Reproduce word for word the section of the SRLV passage below that opens with the words containing "Donor status is" and closes with "of dual infection.".

◆ EXTRACT ◆

*-*-*

Subgroup specific intra-host genetic variation (quasispecies) for 23 SRLV A2 consensus genomes.

Donor status is the population of donor genomes to which a consensus genome was assigned in the final subgroup 1 vs subgroup 2 recombination model ( Figure 4). Intra-host variation at subgroup-specific SNPs was analyzed to infer the presence of dual infections with subgroup 1 and subgroup 2 genomes. The parameters specified for predicting subgroup dual infections resulted in 73 genomic regions indicative of dual infection across nine consensus genomes (range: 1–14, average: 8.2), averaging 261.6 nucleotides in length (range: 55–1482) and comprising 2%–45% of the genome ( Extended data, Supplemental Table 4 ( Dickey & Workman, 2020a), Figure 5).

Figure 5.

Twenty-three SRLV subtype A2 genomic regions indicative of dual infection.

*-*-*

◆ Document understanding data ◆
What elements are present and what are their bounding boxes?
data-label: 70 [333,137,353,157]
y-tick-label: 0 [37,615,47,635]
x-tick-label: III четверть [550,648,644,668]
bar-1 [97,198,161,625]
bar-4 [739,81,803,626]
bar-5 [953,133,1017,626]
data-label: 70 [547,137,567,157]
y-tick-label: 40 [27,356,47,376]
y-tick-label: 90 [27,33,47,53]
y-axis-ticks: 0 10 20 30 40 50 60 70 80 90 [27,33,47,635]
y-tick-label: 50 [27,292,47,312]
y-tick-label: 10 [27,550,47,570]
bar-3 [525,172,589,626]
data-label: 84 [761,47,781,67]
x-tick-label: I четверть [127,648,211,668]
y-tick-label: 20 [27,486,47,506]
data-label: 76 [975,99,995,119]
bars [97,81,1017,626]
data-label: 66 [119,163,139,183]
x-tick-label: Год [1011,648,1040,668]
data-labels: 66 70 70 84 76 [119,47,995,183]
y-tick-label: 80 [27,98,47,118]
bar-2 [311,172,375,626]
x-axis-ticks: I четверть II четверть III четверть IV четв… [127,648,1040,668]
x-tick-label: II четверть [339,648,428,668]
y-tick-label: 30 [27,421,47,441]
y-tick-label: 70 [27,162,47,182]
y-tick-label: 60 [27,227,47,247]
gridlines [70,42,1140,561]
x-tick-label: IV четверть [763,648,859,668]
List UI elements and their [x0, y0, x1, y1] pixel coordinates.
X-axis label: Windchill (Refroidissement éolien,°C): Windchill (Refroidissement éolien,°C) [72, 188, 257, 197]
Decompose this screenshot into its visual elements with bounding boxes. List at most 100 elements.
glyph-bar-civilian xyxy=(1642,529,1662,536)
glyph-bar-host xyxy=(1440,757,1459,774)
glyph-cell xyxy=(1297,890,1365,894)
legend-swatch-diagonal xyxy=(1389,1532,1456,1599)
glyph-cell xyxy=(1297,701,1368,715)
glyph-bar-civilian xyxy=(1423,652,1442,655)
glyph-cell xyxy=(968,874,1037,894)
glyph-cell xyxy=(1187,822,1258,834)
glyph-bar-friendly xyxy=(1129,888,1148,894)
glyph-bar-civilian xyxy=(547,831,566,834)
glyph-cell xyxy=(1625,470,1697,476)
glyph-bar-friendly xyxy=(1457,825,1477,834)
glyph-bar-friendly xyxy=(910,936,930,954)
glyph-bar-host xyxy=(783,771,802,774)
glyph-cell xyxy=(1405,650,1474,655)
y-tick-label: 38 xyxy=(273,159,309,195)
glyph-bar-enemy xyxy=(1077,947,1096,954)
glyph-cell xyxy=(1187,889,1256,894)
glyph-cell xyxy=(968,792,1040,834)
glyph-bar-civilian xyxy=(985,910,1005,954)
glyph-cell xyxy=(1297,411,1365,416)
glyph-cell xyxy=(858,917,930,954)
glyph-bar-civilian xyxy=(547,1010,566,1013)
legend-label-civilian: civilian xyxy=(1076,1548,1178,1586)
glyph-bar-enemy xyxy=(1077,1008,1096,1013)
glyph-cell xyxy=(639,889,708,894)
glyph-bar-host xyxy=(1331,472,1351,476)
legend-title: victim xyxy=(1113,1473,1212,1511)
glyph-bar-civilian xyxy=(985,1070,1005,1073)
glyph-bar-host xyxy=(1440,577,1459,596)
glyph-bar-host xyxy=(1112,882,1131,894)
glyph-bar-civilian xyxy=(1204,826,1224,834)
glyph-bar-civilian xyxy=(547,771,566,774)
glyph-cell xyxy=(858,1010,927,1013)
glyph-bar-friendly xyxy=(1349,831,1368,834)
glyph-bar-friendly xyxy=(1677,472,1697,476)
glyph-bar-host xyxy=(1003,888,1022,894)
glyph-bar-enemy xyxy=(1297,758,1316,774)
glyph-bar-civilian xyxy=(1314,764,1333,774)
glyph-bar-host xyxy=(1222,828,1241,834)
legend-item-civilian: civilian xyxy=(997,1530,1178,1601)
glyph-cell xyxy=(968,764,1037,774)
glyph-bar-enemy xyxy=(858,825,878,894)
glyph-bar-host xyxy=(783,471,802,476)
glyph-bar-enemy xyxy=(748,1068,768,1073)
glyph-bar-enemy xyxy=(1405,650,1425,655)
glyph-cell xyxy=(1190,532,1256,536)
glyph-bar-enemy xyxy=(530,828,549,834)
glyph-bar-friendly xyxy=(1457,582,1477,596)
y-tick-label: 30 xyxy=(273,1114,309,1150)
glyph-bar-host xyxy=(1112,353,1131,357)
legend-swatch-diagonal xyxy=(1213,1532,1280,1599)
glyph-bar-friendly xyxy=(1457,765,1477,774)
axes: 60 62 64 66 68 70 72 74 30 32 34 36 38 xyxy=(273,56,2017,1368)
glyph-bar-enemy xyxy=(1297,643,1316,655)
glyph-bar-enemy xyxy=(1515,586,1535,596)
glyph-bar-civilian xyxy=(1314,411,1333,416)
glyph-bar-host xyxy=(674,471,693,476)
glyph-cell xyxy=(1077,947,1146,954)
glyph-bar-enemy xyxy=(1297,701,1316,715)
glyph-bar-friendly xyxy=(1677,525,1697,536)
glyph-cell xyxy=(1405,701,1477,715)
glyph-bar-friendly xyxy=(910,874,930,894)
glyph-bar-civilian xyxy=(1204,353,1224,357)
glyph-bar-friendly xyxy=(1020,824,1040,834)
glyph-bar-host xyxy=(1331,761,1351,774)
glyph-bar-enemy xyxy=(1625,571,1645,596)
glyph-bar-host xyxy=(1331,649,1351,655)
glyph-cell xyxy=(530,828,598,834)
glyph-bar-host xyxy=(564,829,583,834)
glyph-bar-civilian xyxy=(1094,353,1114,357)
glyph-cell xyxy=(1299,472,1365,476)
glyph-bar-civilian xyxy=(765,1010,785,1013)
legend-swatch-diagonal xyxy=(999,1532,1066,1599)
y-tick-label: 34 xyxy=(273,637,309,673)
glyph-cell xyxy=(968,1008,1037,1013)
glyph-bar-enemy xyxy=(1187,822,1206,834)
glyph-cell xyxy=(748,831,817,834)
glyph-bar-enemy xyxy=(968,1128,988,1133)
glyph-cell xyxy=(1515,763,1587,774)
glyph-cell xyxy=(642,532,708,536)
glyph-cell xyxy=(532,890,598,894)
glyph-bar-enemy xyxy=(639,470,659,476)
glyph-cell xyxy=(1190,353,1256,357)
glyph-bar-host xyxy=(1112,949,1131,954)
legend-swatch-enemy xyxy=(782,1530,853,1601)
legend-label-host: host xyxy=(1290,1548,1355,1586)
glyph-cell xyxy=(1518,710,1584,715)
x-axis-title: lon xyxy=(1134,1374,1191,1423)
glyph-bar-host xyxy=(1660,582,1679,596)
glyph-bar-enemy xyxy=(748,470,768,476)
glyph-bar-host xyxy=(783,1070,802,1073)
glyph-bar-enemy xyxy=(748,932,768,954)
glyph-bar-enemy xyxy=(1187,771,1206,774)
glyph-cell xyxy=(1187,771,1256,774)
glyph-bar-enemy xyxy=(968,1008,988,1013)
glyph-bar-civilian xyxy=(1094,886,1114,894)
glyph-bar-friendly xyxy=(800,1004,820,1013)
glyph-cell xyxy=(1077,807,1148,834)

*-*-*

◆ TASK ANSWER ◆
Donor status is the population of donor genomes to which a consensus genome was assigned in the final subgroup 1 vs subgroup 2 recombination model ( Figure 4). Intra-host variation at subgroup-specific SNPs was analyzed to infer the presence of dual infections with subgroup 1 and subgroup 2 genomes. The parameters specified for predicting subgroup dual infections resulted in 73 genomic regions indicative of dual infection across nine consensus genomes (range: 1–14, average: 8.2), averaging 261.6 nucleotides in length (range: 55–1482) and comprising 2%–45% of the genome ( Extended data, Supplemental Table 4 ( Dickey & Workman, 2020a), Figure 5).

Figure 5.

Twenty-three SRLV subtype A2 genomic regions indicative of dual infection.